Figure record listings
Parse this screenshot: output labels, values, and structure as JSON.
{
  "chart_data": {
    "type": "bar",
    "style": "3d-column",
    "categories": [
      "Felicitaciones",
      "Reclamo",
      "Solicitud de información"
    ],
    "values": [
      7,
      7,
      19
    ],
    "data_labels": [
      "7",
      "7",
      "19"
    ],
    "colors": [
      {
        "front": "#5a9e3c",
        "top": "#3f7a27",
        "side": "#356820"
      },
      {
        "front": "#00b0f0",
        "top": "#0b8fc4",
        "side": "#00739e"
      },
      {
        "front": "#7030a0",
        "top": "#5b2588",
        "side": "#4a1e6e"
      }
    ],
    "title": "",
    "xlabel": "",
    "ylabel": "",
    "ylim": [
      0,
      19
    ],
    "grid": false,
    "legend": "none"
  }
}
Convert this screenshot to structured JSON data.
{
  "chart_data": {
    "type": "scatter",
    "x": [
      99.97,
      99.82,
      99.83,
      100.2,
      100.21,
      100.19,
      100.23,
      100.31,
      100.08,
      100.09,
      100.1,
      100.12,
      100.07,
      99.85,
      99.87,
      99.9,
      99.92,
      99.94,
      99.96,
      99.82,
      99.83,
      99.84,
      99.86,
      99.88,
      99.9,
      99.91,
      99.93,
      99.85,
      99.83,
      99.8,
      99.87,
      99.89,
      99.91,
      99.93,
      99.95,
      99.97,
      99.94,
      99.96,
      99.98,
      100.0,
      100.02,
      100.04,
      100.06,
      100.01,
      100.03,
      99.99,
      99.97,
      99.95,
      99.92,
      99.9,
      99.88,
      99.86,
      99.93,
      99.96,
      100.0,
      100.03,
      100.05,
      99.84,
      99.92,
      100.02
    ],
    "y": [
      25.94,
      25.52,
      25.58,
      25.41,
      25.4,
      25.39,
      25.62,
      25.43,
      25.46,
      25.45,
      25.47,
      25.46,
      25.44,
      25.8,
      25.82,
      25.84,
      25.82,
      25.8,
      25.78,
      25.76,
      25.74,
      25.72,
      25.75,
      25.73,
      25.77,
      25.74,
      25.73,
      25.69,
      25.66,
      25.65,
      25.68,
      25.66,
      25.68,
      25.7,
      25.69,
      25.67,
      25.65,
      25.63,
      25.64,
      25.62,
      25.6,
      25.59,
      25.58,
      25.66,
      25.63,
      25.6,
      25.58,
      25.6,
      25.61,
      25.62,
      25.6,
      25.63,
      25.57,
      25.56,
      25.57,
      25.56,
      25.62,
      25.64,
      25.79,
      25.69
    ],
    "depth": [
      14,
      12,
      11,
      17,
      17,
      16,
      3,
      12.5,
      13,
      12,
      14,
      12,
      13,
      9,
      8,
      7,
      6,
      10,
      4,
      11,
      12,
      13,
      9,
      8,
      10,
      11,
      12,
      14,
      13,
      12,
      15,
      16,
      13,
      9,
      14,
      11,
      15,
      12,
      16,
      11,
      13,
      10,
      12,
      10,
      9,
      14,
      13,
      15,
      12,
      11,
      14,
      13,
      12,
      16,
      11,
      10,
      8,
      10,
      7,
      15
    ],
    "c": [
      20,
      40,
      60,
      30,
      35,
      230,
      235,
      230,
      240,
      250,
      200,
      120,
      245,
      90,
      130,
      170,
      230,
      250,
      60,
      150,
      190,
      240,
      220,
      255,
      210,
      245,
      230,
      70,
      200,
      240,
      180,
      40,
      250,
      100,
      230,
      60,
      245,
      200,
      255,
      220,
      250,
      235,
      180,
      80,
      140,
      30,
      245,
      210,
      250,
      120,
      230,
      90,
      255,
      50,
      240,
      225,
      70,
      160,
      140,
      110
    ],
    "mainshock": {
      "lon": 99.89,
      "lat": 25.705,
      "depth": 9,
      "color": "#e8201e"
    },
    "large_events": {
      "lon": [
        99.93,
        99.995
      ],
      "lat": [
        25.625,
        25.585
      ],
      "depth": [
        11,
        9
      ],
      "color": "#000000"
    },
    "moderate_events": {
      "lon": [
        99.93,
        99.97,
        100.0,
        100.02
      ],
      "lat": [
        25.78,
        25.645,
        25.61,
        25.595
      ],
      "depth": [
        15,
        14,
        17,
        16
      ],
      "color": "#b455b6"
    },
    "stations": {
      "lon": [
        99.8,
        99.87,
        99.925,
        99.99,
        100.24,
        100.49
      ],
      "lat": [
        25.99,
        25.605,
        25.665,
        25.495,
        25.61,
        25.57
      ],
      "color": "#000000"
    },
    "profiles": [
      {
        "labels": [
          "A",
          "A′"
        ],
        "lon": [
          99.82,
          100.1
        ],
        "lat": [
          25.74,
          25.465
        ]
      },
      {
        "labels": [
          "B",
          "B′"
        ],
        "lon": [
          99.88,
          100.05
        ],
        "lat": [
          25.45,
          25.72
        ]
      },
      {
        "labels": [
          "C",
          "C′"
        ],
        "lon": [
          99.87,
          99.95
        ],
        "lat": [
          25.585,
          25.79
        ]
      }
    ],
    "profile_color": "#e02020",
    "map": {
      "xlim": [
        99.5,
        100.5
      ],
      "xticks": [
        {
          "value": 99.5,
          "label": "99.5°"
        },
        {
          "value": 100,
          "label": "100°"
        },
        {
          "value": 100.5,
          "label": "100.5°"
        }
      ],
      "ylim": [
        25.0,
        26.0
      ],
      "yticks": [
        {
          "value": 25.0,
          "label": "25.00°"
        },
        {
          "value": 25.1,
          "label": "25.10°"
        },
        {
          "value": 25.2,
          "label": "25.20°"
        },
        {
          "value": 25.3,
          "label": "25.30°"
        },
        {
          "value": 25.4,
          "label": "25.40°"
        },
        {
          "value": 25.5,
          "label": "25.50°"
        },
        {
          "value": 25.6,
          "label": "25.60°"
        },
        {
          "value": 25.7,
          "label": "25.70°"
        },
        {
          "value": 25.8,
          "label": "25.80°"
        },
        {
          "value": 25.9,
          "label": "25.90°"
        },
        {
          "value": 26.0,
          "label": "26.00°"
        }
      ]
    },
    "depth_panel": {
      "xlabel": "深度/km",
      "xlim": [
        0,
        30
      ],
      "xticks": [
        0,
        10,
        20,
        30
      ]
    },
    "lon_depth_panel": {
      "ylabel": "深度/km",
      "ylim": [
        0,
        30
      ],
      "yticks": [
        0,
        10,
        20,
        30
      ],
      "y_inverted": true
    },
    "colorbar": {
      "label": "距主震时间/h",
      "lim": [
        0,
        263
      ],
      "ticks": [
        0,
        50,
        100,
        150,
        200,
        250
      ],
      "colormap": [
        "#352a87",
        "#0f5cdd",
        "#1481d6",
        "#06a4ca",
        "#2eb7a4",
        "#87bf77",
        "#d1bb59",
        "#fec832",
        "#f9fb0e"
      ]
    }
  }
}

What is needed
Return every line from the records above that holds the word "this".

Output of the task
Parse this screenshot: output labels, values, and structure as JSON.
Convert this screenshot to structured JSON data.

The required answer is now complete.